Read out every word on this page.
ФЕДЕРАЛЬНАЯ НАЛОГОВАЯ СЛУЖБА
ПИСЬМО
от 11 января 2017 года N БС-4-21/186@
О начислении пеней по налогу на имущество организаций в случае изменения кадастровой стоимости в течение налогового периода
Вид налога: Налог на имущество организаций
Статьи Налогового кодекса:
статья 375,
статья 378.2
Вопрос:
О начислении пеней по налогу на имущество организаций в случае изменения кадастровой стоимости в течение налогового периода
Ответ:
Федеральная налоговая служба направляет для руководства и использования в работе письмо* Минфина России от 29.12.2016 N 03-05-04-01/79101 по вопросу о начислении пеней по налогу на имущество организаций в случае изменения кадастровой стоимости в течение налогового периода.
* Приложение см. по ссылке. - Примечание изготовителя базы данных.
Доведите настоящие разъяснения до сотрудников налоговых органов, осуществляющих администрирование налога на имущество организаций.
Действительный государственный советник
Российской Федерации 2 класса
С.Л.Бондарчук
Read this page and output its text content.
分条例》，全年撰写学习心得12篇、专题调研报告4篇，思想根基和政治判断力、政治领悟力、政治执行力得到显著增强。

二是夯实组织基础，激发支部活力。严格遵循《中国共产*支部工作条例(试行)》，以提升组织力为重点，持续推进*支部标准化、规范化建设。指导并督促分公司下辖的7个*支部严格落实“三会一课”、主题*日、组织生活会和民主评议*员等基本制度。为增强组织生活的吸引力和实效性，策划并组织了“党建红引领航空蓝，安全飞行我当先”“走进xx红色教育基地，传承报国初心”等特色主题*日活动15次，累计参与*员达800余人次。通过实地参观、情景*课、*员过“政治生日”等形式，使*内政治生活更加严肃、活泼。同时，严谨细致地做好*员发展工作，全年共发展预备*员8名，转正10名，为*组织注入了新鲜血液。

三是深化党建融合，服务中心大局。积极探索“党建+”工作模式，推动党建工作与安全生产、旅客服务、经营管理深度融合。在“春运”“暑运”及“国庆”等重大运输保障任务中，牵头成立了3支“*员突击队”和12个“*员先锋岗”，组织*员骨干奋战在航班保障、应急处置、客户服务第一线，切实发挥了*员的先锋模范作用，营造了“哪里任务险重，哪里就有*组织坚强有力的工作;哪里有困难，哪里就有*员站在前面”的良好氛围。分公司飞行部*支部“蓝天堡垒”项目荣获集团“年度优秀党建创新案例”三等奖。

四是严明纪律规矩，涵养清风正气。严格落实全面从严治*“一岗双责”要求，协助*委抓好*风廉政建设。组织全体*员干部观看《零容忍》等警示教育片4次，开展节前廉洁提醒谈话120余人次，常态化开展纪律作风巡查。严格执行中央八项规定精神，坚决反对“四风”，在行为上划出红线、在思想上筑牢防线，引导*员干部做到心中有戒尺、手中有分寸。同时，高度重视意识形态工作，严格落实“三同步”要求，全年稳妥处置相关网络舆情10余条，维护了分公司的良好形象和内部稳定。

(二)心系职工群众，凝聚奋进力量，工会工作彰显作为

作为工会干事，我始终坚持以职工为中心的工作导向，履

::::::::::

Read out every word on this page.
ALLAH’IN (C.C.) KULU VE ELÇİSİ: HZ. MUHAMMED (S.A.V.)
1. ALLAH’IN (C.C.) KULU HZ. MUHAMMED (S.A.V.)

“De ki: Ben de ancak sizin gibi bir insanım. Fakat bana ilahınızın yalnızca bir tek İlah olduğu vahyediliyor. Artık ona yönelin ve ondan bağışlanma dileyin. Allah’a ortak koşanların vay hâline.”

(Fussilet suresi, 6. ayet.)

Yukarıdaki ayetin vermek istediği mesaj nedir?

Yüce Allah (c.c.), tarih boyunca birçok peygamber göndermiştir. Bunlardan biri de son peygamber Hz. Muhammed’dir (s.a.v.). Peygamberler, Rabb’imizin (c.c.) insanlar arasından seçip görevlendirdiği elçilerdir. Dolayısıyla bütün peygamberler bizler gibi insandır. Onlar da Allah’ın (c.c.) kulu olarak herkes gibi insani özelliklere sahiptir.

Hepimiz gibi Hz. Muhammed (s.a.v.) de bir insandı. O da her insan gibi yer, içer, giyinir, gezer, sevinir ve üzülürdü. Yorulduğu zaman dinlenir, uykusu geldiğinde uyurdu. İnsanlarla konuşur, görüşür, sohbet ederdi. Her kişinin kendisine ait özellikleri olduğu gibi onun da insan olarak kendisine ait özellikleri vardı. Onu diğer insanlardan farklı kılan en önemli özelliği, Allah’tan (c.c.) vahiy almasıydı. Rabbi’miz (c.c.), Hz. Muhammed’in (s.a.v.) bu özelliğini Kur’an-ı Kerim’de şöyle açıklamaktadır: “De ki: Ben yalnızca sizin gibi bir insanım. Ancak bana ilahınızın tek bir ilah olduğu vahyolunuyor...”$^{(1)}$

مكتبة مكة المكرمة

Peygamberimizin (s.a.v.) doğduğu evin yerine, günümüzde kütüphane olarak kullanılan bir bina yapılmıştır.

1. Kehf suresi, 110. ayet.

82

::::::::::

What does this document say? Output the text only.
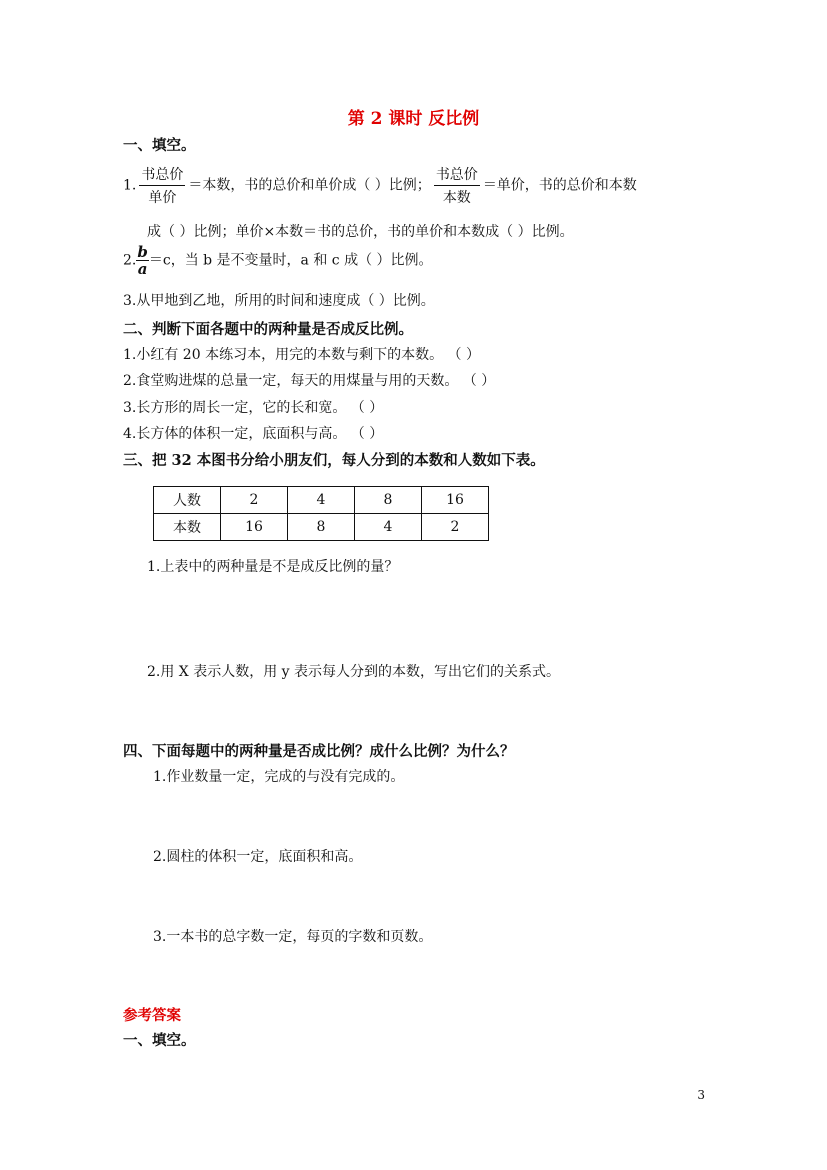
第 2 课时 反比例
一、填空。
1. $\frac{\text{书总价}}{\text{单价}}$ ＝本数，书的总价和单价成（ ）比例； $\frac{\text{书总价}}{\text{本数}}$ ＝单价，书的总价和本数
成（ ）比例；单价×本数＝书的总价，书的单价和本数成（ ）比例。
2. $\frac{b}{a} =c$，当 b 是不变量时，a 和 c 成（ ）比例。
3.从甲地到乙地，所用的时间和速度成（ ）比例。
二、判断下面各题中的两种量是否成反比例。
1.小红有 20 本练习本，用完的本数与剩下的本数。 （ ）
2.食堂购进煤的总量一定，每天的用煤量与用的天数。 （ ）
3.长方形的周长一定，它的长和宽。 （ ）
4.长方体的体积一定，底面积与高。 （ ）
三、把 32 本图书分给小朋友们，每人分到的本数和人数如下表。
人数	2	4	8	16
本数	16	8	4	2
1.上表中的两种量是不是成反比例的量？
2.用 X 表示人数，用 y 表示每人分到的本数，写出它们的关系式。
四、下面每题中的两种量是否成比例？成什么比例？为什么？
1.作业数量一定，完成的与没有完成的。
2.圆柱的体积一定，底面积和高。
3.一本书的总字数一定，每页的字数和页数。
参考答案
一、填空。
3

::::::::::

◆ INSTRUCTION
Reproduce every line of the listing above in which the string "frac" appears.

◆ SOLUTION FOR THIS TASK
1. $\frac{\text{书总价}}{\text{单价}}$ ＝本数，书的总价和单价成（ ）比例； $\frac{\text{书总价}}{\text{本数}}$ ＝单价，书的总价和本数
2. $\frac{b}{a} =c$，当 b 是不变量时，a 和 c 成（ ）比例。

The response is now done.